Provided records:
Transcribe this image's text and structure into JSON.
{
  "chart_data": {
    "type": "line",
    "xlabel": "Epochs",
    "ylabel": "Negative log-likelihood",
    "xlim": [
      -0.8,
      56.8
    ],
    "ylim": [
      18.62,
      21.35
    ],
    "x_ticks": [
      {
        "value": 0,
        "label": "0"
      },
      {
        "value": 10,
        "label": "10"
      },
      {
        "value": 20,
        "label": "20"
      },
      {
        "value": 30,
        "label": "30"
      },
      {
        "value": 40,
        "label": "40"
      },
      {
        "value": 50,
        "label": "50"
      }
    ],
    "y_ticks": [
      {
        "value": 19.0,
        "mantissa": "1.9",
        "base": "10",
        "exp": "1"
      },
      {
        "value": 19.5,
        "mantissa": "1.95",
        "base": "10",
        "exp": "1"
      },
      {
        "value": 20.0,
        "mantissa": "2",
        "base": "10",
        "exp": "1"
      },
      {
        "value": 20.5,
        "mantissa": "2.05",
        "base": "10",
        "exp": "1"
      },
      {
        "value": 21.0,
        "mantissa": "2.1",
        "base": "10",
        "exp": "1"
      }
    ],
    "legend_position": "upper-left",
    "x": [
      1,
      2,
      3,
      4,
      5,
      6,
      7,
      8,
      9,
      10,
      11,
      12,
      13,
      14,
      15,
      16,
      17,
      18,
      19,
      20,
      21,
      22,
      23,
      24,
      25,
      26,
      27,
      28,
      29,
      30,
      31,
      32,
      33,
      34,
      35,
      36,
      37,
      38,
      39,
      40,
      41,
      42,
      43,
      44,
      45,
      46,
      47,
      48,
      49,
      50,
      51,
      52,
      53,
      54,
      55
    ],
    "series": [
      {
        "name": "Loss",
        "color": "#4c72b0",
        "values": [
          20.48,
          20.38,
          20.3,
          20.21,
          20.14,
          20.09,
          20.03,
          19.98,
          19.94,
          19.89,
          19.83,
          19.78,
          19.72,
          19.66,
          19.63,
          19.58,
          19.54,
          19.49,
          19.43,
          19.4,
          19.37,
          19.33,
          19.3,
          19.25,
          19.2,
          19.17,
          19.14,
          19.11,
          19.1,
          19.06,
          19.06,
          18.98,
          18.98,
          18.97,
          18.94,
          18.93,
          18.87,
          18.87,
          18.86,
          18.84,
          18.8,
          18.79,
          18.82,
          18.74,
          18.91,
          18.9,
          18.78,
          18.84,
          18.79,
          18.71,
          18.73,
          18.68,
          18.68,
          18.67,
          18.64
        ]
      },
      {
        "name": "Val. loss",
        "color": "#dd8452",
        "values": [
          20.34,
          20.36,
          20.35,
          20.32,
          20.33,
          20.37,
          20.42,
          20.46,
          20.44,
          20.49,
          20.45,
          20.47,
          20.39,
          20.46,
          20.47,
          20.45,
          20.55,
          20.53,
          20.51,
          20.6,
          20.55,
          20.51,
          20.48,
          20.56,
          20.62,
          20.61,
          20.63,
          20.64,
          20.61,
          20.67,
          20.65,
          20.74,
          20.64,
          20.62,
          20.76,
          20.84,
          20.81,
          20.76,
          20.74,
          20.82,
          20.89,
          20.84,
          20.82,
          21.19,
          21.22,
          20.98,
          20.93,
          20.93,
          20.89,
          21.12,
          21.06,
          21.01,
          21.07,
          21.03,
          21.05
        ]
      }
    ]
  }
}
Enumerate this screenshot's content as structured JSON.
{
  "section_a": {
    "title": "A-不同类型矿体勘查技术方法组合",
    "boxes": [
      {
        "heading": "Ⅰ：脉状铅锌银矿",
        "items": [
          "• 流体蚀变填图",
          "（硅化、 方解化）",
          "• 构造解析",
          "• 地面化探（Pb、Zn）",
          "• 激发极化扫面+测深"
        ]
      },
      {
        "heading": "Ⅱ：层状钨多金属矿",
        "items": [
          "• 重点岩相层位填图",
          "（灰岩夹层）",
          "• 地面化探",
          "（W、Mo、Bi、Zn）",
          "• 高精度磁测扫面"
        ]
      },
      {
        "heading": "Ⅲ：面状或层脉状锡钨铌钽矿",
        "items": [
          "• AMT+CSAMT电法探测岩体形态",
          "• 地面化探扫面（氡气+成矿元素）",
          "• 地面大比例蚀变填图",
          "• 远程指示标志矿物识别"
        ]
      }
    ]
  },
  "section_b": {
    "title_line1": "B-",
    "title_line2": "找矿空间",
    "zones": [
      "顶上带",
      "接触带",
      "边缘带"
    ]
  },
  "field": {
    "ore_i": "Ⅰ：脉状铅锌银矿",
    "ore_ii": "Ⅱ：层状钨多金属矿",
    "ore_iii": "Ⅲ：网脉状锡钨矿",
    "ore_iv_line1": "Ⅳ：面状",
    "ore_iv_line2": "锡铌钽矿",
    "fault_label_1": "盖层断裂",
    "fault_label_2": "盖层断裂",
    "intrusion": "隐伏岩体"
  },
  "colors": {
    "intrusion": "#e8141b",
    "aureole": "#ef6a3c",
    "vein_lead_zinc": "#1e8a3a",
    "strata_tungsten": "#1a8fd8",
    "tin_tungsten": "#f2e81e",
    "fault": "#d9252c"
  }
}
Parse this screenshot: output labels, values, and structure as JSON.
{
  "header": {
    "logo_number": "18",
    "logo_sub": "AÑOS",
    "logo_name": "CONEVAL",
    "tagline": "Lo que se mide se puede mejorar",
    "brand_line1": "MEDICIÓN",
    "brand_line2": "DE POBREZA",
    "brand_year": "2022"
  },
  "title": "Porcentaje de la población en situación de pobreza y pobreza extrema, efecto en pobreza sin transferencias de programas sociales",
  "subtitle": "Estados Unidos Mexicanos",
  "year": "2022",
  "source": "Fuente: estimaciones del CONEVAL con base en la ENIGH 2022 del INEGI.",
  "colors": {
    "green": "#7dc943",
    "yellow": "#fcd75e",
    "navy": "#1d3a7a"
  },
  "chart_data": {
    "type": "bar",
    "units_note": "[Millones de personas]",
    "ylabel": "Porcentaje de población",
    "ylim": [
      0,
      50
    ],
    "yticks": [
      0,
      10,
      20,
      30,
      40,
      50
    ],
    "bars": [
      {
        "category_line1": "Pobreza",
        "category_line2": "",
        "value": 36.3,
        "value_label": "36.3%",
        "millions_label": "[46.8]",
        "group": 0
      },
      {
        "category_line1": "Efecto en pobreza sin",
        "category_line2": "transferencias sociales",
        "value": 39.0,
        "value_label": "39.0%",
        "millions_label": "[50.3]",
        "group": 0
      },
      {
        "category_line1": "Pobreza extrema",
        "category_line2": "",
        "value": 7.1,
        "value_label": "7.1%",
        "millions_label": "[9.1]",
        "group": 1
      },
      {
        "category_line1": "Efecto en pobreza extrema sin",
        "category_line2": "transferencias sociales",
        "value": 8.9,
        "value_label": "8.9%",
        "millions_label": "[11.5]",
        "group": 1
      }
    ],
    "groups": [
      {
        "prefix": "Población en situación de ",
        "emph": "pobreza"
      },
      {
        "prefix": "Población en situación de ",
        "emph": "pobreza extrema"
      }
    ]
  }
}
...
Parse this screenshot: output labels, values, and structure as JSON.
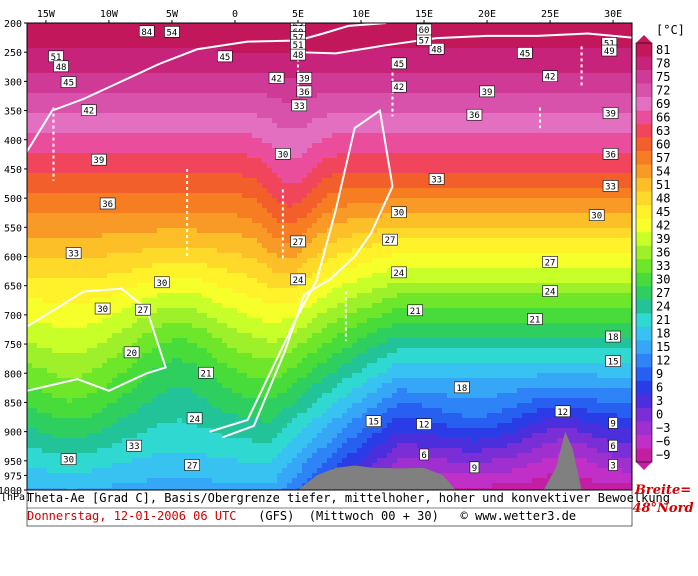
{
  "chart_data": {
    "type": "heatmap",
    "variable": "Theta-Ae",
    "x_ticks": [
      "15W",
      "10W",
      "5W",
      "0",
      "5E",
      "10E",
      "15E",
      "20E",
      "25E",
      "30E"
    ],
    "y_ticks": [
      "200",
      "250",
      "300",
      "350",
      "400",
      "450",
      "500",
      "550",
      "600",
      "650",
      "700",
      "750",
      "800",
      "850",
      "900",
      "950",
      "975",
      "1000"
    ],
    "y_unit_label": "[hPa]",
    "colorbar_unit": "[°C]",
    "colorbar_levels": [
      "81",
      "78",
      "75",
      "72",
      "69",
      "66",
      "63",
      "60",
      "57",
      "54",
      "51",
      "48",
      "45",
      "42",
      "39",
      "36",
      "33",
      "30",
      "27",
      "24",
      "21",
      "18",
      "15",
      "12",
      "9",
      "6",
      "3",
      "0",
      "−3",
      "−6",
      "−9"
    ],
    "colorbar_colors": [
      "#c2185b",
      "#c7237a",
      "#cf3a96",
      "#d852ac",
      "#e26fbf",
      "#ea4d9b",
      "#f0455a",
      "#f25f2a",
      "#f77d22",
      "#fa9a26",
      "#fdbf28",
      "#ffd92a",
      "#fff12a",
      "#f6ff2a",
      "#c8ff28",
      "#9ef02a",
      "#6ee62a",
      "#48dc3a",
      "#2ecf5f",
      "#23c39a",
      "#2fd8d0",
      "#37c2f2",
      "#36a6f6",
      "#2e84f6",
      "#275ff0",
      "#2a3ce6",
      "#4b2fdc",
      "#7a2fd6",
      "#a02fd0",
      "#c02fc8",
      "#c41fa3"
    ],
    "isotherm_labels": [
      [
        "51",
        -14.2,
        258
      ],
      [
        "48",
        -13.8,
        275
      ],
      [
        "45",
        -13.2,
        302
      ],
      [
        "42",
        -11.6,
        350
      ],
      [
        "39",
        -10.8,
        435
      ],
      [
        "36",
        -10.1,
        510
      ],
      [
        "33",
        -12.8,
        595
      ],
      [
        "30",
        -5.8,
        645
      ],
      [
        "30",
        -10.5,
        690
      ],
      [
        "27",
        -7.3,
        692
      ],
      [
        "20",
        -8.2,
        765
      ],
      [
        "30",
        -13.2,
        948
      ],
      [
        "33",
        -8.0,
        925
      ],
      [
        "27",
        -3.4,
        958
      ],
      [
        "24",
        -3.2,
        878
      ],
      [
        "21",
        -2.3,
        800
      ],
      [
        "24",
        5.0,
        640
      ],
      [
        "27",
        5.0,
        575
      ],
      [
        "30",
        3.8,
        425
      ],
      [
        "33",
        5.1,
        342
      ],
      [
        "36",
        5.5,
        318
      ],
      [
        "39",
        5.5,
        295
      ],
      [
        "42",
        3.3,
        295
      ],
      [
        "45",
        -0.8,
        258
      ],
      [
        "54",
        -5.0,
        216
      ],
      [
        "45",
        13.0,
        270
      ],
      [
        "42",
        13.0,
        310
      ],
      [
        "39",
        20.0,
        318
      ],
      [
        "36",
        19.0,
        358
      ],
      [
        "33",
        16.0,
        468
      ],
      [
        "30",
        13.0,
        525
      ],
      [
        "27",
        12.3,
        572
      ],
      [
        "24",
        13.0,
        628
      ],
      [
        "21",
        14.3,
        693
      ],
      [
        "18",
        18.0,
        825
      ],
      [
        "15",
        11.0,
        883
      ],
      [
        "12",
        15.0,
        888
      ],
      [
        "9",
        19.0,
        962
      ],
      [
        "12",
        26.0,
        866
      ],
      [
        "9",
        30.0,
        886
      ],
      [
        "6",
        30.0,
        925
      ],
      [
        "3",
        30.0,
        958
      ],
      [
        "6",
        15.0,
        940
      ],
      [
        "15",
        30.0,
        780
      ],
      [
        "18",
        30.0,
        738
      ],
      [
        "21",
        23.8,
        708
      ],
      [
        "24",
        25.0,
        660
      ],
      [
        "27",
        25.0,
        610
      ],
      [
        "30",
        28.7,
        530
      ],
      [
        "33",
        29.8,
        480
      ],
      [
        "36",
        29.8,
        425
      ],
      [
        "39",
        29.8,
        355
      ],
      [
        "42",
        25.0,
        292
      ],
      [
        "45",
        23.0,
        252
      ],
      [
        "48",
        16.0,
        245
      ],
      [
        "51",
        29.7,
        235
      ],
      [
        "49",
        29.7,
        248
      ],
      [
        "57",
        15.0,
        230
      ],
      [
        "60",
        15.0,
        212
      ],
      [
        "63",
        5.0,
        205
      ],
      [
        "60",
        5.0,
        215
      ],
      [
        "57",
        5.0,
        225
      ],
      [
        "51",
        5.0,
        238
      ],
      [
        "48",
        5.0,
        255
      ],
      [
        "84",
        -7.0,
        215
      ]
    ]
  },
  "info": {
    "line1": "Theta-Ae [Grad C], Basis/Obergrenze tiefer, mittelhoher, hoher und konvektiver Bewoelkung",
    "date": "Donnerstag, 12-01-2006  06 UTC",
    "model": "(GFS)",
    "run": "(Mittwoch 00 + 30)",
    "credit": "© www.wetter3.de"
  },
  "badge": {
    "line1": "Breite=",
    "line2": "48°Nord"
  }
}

Task to complete:
Copy out every line of the data that includes the word "Theta".

Full solution:
    "variable": "Theta-Ae",
    "line1": "Theta-Ae [Grad C], Basis/Obergrenze tiefer, mittelhoher, hoher und konvektiver Bewoelkung",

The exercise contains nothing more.